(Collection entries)
"""
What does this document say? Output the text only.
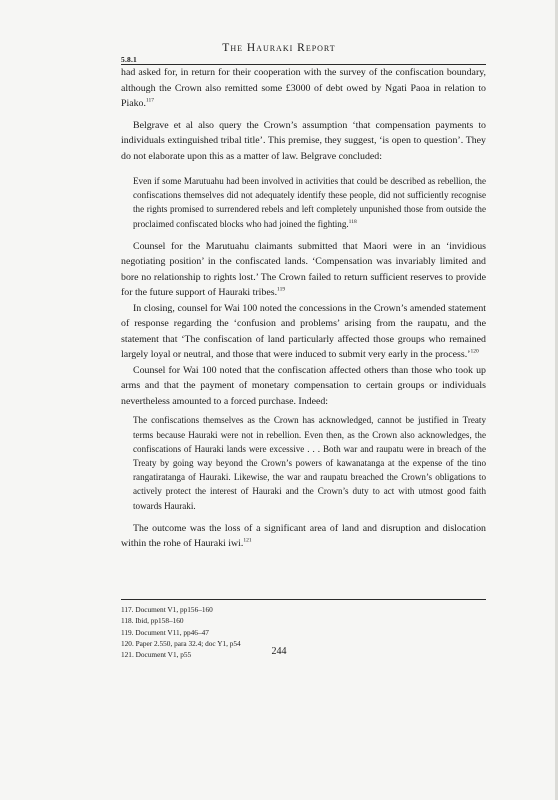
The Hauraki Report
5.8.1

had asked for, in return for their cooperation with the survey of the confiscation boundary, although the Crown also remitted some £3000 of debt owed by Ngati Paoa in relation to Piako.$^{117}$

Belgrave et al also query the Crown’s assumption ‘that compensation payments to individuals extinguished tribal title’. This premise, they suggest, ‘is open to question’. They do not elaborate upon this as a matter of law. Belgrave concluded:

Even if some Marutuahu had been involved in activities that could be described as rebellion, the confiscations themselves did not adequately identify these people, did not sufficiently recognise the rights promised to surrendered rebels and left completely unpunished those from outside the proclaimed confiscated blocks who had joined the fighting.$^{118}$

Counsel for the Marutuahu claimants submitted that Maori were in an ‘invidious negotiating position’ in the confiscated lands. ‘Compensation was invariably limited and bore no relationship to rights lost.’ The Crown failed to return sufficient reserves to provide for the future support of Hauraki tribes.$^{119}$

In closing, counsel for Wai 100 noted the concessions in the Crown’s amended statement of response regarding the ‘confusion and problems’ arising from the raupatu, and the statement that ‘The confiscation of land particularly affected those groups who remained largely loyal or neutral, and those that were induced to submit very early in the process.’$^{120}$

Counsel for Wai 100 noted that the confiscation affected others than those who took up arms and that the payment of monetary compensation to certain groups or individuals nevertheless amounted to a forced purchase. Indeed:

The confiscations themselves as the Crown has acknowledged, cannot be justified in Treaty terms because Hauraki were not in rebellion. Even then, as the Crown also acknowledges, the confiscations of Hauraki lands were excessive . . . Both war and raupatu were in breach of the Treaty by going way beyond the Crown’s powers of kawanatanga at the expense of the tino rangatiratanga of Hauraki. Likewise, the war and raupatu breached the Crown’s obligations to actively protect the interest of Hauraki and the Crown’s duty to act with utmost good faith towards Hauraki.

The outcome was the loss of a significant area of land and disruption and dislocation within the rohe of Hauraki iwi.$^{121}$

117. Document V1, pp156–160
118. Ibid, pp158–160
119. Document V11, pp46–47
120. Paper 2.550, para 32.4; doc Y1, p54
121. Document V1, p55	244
"""
"""
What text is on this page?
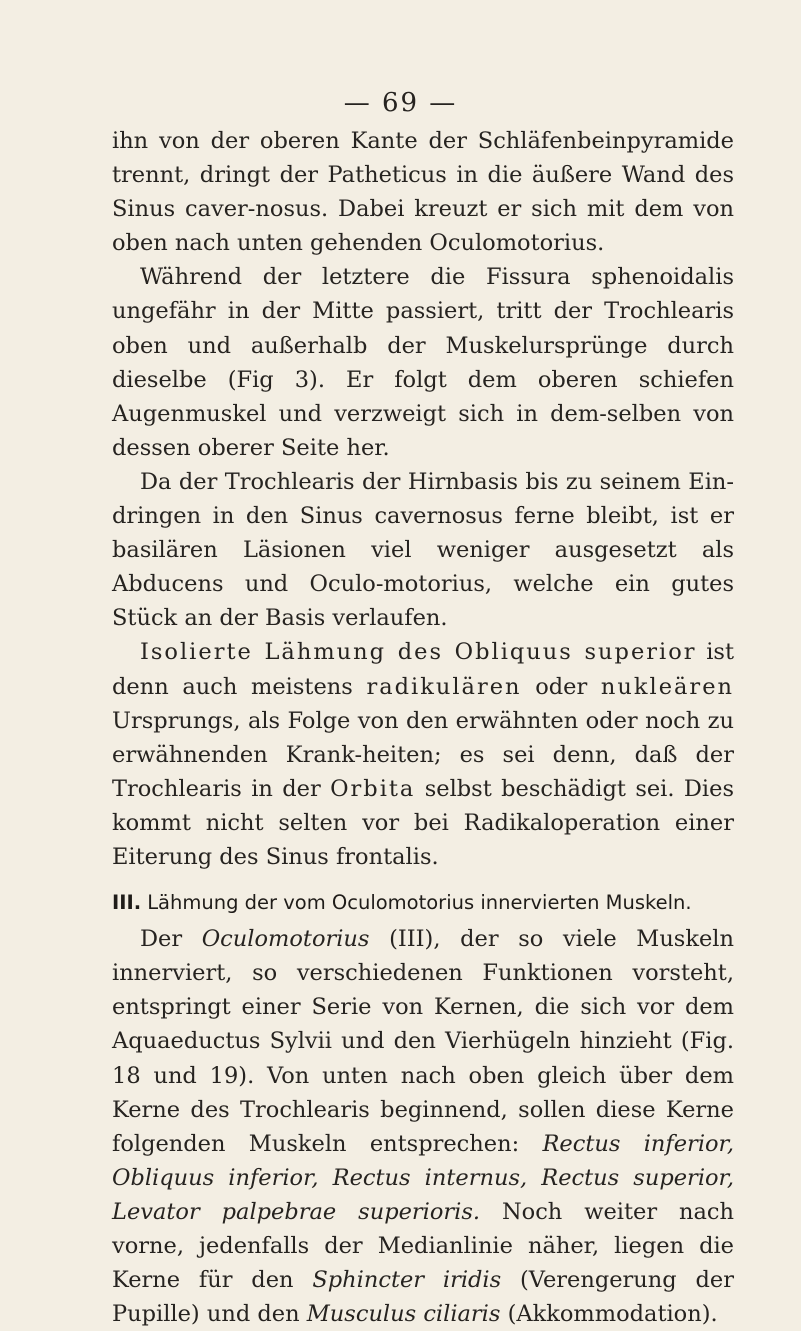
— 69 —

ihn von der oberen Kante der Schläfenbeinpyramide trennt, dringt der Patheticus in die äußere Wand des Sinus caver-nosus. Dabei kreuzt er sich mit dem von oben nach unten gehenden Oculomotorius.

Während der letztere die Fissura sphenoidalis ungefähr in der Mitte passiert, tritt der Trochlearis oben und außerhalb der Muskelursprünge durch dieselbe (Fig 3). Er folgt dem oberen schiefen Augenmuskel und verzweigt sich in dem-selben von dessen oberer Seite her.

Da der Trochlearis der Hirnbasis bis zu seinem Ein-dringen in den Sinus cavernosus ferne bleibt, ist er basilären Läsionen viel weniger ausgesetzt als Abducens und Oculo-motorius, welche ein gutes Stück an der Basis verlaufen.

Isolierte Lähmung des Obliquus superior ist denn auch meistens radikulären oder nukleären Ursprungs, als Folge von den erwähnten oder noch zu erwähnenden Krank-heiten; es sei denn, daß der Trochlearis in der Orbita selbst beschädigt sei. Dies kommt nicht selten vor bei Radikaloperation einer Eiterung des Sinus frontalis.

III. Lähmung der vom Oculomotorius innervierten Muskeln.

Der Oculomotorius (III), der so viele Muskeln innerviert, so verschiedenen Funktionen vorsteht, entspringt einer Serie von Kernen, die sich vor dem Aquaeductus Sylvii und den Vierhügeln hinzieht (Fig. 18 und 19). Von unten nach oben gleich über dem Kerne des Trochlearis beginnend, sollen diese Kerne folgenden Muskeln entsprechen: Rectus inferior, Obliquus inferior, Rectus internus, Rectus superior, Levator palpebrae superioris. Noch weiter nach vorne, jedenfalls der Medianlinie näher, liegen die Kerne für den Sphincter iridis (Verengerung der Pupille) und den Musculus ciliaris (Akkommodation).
"""
> [Exercise description]:
In the lines above, locate the string "What". Copy every line where it occurs.

> [Response for this exercise]:
What does this document say? Output the text only.
What text is on this page?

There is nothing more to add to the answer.